GIVEN RECORDS:
※ ※ ※

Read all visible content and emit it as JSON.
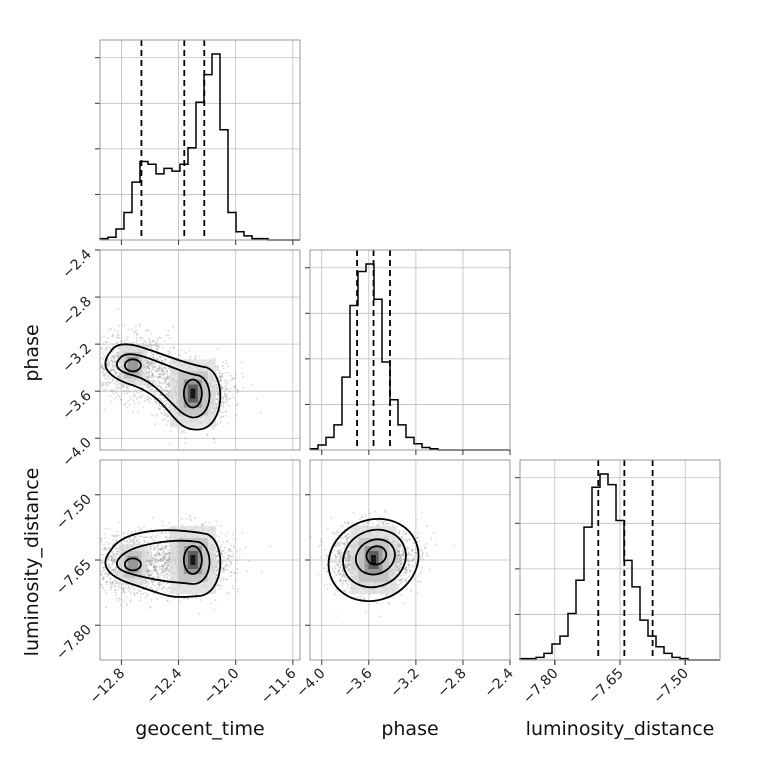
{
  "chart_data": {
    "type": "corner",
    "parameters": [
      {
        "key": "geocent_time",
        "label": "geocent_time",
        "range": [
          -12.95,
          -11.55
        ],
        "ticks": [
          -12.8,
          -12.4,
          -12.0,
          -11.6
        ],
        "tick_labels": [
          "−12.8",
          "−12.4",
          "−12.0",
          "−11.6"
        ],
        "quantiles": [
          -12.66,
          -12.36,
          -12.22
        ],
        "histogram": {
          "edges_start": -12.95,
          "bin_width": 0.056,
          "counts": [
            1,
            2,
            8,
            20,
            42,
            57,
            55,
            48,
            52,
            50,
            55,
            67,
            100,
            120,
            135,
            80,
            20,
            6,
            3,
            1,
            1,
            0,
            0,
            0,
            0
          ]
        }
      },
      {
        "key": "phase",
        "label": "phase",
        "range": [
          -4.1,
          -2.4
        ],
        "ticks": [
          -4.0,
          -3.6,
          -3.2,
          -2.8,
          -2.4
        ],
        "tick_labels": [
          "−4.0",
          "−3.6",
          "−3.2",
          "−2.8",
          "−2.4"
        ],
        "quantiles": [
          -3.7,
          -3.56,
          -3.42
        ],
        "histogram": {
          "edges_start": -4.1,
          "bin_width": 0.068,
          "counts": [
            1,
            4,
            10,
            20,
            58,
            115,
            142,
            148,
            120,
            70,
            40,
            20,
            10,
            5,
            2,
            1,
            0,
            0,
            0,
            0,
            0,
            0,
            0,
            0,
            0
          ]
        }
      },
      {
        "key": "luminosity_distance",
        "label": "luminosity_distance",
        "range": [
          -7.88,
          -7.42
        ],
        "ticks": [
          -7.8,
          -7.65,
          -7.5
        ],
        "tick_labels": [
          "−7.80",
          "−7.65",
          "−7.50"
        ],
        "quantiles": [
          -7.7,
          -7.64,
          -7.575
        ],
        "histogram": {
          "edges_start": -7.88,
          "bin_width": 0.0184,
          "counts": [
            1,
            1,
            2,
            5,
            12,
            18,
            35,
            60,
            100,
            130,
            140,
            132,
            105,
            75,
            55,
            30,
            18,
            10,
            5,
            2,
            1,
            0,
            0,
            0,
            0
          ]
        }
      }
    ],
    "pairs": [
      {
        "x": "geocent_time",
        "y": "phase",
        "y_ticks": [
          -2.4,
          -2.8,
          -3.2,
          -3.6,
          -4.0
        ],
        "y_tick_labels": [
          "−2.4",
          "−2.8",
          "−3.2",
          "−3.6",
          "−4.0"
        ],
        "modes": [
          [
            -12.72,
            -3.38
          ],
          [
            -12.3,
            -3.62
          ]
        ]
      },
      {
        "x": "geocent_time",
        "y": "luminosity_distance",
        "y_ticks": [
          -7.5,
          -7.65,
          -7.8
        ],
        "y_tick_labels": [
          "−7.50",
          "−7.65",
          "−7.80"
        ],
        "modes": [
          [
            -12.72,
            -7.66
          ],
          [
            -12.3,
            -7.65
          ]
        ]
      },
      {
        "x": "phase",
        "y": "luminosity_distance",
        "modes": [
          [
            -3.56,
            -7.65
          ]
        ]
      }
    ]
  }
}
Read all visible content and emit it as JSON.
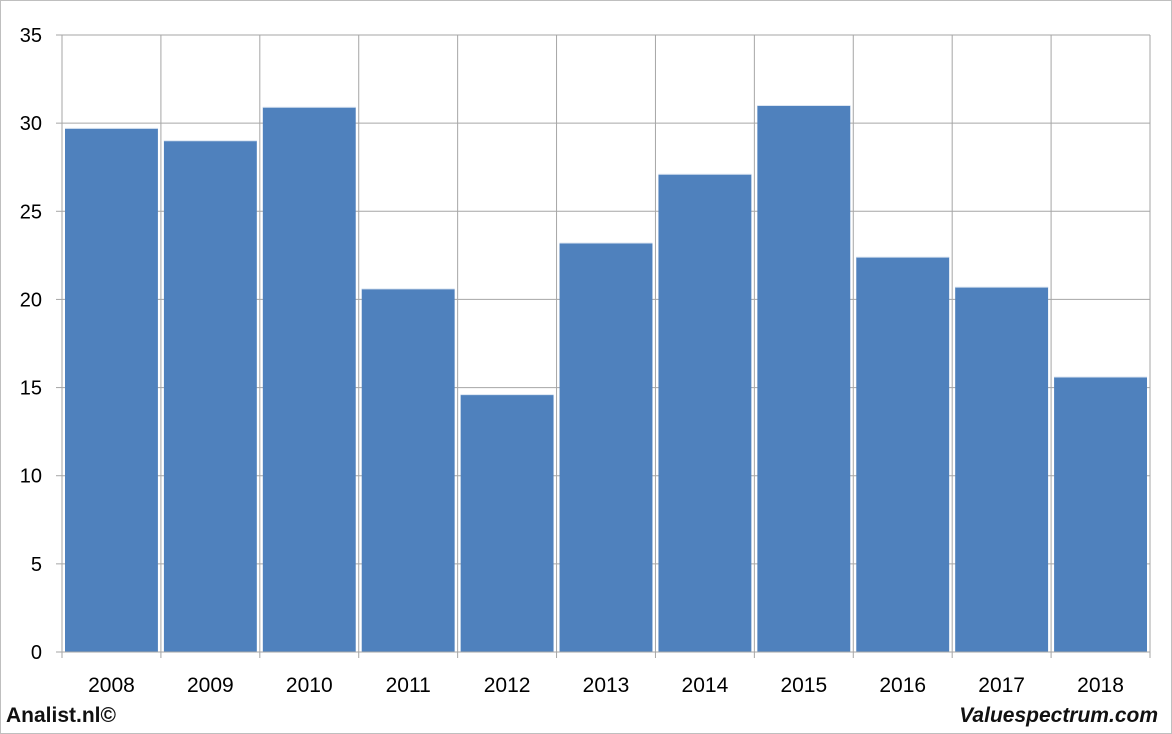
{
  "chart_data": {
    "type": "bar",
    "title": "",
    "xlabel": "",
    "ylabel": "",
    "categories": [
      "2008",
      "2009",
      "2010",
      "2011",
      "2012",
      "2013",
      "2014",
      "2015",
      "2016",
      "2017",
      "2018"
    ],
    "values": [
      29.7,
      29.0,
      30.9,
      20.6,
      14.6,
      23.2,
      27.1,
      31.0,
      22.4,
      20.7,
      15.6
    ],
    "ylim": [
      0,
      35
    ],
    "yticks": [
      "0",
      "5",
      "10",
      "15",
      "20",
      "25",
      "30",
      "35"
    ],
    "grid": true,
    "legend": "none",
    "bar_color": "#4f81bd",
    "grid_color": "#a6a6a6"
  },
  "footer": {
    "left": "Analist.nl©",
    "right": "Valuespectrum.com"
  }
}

※ ※ ※

THE REQUEST: Every record above should come back exactly, but without its pictures.

TASK RESPONSE:
Read all visible content and emit it as JSON.
{
  "chart_data": {
    "type": "corner",
    "parameters": [
      {
        "key": "geocent_time",
        "label": "geocent_time",
        "range": [
          -12.95,
          -11.55
        ],
        "ticks": [
          -12.8,
          -12.4,
          -12.0,
          -11.6
        ],
        "tick_labels": [
          "−12.8",
          "−12.4",
          "−12.0",
          "−11.6"
        ],
        "quantiles": [
          -12.66,
          -12.36,
          -12.22
        ],
        "histogram": {
          "edges_start": -12.95,
          "bin_width": 0.056,
          "counts": [
            1,
            2,
            8,
            20,
            42,
            57,
            55,
            48,
            52,
            50,
            55,
            67,
            100,
            120,
            135,
            80,
            20,
            6,
            3,
            1,
            1,
            0,
            0,
            0,
            0
          ]
        }
      },
      {
        "key": "phase",
        "label": "phase",
        "range": [
          -4.1,
          -2.4
        ],
        "ticks": [
          -4.0,
          -3.6,
          -3.2,
          -2.8,
          -2.4
        ],
        "tick_labels": [
          "−4.0",
          "−3.6",
          "−3.2",
          "−2.8",
          "−2.4"
        ],
        "quantiles": [
          -3.7,
          -3.56,
          -3.42
        ],
        "histogram": {
          "edges_start": -4.1,
          "bin_width": 0.068,
          "counts": [
            1,
            4,
            10,
            20,
            58,
            115,
            142,
            148,
            120,
            70,
            40,
            20,
            10,
            5,
            2,
            1,
            0,
            0,
            0,
            0,
            0,
            0,
            0,
            0,
            0
          ]
        }
      },
      {
        "key": "luminosity_distance",
        "label": "luminosity_distance",
        "range": [
          -7.88,
          -7.42
        ],
        "ticks": [
          -7.8,
          -7.65,
          -7.5
        ],
        "tick_labels": [
          "−7.80",
          "−7.65",
          "−7.50"
        ],
        "quantiles": [
          -7.7,
          -7.64,
          -7.575
        ],
        "histogram": {
          "edges_start": -7.88,
          "bin_width": 0.0184,
          "counts": [
            1,
            1,
            2,
            5,
            12,
            18,
            35,
            60,
            100,
            130,
            140,
            132,
            105,
            75,
            55,
            30,
            18,
            10,
            5,
            2,
            1,
            0,
            0,
            0,
            0
          ]
        }
      }
    ],
    "pairs": [
      {
        "x": "geocent_time",
        "y": "phase",
        "y_ticks": [
          -2.4,
          -2.8,
          -3.2,
          -3.6,
          -4.0
        ],
        "y_tick_labels": [
          "−2.4",
          "−2.8",
          "−3.2",
          "−3.6",
          "−4.0"
        ],
        "modes": [
          [
            -12.72,
            -3.38
          ],
          [
            -12.3,
            -3.62
          ]
        ]
      },
      {
        "x": "geocent_time",
        "y": "luminosity_distance",
        "y_ticks": [
          -7.5,
          -7.65,
          -7.8
        ],
        "y_tick_labels": [
          "−7.50",
          "−7.65",
          "−7.80"
        ],
        "modes": [
          [
            -12.72,
            -7.66
          ],
          [
            -12.3,
            -7.65
          ]
        ]
      },
      {
        "x": "phase",
        "y": "luminosity_distance",
        "modes": [
          [
            -3.56,
            -7.65
          ]
        ]
      }
    ]
  }
}
Read all visible content and emit it as JSON.
{
  "chart_data": {
    "type": "bar",
    "title": "",
    "xlabel": "",
    "ylabel": "",
    "categories": [
      "2008",
      "2009",
      "2010",
      "2011",
      "2012",
      "2013",
      "2014",
      "2015",
      "2016",
      "2017",
      "2018"
    ],
    "values": [
      29.7,
      29.0,
      30.9,
      20.6,
      14.6,
      23.2,
      27.1,
      31.0,
      22.4,
      20.7,
      15.6
    ],
    "ylim": [
      0,
      35
    ],
    "yticks": [
      "0",
      "5",
      "10",
      "15",
      "20",
      "25",
      "30",
      "35"
    ],
    "grid": true,
    "legend": "none",
    "bar_color": "#4f81bd",
    "grid_color": "#a6a6a6"
  },
  "footer": {
    "left": "Analist.nl©",
    "right": "Valuespectrum.com"
  }
}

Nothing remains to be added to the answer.